-- start Material for this exercise --

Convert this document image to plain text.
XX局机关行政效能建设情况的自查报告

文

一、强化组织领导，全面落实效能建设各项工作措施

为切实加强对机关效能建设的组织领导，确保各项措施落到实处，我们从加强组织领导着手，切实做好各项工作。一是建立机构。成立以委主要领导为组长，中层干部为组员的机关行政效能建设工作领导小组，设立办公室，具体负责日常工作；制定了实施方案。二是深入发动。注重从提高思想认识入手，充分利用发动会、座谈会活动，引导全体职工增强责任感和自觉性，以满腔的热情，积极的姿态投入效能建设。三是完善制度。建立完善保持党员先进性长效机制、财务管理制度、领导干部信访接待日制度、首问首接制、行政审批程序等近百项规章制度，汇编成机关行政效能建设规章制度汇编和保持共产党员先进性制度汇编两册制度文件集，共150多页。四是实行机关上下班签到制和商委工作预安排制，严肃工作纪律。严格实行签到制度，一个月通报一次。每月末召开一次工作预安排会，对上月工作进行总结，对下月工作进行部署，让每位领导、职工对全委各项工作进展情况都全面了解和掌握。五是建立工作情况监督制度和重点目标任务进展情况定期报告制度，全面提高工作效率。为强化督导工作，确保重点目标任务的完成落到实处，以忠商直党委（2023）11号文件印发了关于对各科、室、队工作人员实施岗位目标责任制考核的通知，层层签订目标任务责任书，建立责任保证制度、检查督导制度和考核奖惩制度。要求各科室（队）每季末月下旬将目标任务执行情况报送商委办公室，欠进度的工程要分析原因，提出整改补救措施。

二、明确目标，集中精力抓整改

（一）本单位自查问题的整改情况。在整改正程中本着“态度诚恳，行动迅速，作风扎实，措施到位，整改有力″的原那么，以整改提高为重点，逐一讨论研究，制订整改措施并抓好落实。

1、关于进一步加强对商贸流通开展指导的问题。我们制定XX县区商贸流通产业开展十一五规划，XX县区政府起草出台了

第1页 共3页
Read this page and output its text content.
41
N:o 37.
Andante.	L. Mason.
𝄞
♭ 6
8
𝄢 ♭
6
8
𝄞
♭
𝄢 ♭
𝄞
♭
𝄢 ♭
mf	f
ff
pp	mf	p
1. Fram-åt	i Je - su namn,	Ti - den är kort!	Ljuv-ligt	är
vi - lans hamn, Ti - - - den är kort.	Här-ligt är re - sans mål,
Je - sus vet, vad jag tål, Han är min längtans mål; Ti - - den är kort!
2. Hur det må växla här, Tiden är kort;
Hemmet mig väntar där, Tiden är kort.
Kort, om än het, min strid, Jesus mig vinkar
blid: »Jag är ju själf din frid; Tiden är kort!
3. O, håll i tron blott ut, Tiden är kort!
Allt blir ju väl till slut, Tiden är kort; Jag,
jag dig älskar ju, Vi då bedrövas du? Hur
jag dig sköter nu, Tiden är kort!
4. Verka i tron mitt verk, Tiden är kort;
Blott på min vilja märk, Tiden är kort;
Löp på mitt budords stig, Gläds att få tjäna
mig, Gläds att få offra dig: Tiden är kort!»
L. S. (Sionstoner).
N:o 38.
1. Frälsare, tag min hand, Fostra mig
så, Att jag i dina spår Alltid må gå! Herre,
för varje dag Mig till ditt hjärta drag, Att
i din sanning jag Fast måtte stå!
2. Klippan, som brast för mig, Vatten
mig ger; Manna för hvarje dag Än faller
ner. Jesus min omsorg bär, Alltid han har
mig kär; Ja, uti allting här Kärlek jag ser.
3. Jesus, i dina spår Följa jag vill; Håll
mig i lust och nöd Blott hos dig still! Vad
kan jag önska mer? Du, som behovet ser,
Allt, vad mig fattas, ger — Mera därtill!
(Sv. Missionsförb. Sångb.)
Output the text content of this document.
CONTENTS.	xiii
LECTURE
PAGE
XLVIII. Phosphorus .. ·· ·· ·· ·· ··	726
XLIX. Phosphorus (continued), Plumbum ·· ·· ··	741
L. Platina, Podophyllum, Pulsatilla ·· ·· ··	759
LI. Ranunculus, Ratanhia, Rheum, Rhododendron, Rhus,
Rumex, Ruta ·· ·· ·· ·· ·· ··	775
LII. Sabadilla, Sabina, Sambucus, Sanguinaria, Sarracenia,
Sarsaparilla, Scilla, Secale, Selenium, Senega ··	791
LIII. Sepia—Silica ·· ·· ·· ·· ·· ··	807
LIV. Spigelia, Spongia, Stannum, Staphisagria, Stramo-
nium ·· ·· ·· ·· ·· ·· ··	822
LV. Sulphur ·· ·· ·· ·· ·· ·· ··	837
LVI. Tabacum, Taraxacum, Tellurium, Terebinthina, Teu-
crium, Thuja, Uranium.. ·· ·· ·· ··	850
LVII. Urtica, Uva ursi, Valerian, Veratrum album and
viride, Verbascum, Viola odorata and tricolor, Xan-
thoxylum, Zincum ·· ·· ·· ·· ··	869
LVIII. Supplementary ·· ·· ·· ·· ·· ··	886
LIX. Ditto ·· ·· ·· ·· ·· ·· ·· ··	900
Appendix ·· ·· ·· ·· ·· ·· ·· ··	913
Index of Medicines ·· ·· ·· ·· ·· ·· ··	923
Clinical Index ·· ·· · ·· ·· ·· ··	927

-- end Material for this exercise --

■ Task directions
Transcribe the material above word for word.

■ Answer to the problem
Convert this document image to plain text.
XX局机关行政效能建设情况的自查报告

文

一、强化组织领导，全面落实效能建设各项工作措施

为切实加强对机关效能建设的组织领导，确保各项措施落到实处，我们从加强组织领导着手，切实做好各项工作。一是建立机构。成立以委主要领导为组长，中层干部为组员的机关行政效能建设工作领导小组，设立办公室，具体负责日常工作；制定了实施方案。二是深入发动。注重从提高思想认识入手，充分利用发动会、座谈会活动，引导全体职工增强责任感和自觉性，以满腔的热情，积极的姿态投入效能建设。三是完善制度。建立完善保持党员先进性长效机制、财务管理制度、领导干部信访接待日制度、首问首接制、行政审批程序等近百项规章制度，汇编成机关行政效能建设规章制度汇编和保持共产党员先进性制度汇编两册制度文件集，共150多页。四是实行机关上下班签到制和商委工作预安排制，严肃工作纪律。严格实行签到制度，一个月通报一次。每月末召开一次工作预安排会，对上月工作进行总结，对下月工作进行部署，让每位领导、职工对全委各项工作进展情况都全面了解和掌握。五是建立工作情况监督制度和重点目标任务进展情况定期报告制度，全面提高工作效率。为强化督导工作，确保重点目标任务的完成落到实处，以忠商直党委（2023）11号文件印发了关于对各科、室、队工作人员实施岗位目标责任制考核的通知，层层签订目标任务责任书，建立责任保证制度、检查督导制度和考核奖惩制度。要求各科室（队）每季末月下旬将目标任务执行情况报送商委办公室，欠进度的工程要分析原因，提出整改补救措施。

二、明确目标，集中精力抓整改

（一）本单位自查问题的整改情况。在整改正程中本着“态度诚恳，行动迅速，作风扎实，措施到位，整改有力″的原那么，以整改提高为重点，逐一讨论研究，制订整改措施并抓好落实。

1、关于进一步加强对商贸流通开展指导的问题。我们制定XX县区商贸流通产业开展十一五规划，XX县区政府起草出台了

第1页 共3页
Read this page and output its text content.
41
N:o 37.
Andante.	L. Mason.
𝄞
♭ 6
8
𝄢 ♭
6
8
𝄞
♭
𝄢 ♭
𝄞
♭
𝄢 ♭
mf	f
ff
pp	mf	p
1. Fram-åt	i Je - su namn,	Ti - den är kort!	Ljuv-ligt	är
vi - lans hamn, Ti - - - den är kort.	Här-ligt är re - sans mål,
Je - sus vet, vad jag tål, Han är min längtans mål; Ti - - den är kort!
2. Hur det må växla här, Tiden är kort;
Hemmet mig väntar där, Tiden är kort.
Kort, om än het, min strid, Jesus mig vinkar
blid: »Jag är ju själf din frid; Tiden är kort!
3. O, håll i tron blott ut, Tiden är kort!
Allt blir ju väl till slut, Tiden är kort; Jag,
jag dig älskar ju, Vi då bedrövas du? Hur
jag dig sköter nu, Tiden är kort!
4. Verka i tron mitt verk, Tiden är kort;
Blott på min vilja märk, Tiden är kort;
Löp på mitt budords stig, Gläds att få tjäna
mig, Gläds att få offra dig: Tiden är kort!»
L. S. (Sionstoner).
N:o 38.
1. Frälsare, tag min hand, Fostra mig
så, Att jag i dina spår Alltid må gå! Herre,
för varje dag Mig till ditt hjärta drag, Att
i din sanning jag Fast måtte stå!
2. Klippan, som brast för mig, Vatten
mig ger; Manna för hvarje dag Än faller
ner. Jesus min omsorg bär, Alltid han har
mig kär; Ja, uti allting här Kärlek jag ser.
3. Jesus, i dina spår Följa jag vill; Håll
mig i lust och nöd Blott hos dig still! Vad
kan jag önska mer? Du, som behovet ser,
Allt, vad mig fattas, ger — Mera därtill!
(Sv. Missionsförb. Sångb.)
Output the text content of this document.
CONTENTS.	xiii
LECTURE
PAGE
XLVIII. Phosphorus .. ·· ·· ·· ·· ··	726
XLIX. Phosphorus (continued), Plumbum ·· ·· ··	741
L. Platina, Podophyllum, Pulsatilla ·· ·· ··	759
LI. Ranunculus, Ratanhia, Rheum, Rhododendron, Rhus,
Rumex, Ruta ·· ·· ·· ·· ·· ··	775
LII. Sabadilla, Sabina, Sambucus, Sanguinaria, Sarracenia,
Sarsaparilla, Scilla, Secale, Selenium, Senega ··	791
LIII. Sepia—Silica ·· ·· ·· ·· ·· ··	807
LIV. Spigelia, Spongia, Stannum, Staphisagria, Stramo-
nium ·· ·· ·· ·· ·· ·· ··	822
LV. Sulphur ·· ·· ·· ·· ·· ·· ··	837
LVI. Tabacum, Taraxacum, Tellurium, Terebinthina, Teu-
crium, Thuja, Uranium.. ·· ·· ·· ··	850
LVII. Urtica, Uva ursi, Valerian, Veratrum album and
viride, Verbascum, Viola odorata and tricolor, Xan-
thoxylum, Zincum ·· ·· ·· ·· ··	869
LVIII. Supplementary ·· ·· ·· ·· ·· ··	886
LIX. Ditto ·· ·· ·· ·· ·· ·· ·· ··	900
Appendix ·· ·· ·· ·· ·· ·· ·· ··	913
Index of Medicines ·· ·· ·· ·· ·· ·· ··	923
Clinical Index ·· ·· · ·· ·· ·· ··	927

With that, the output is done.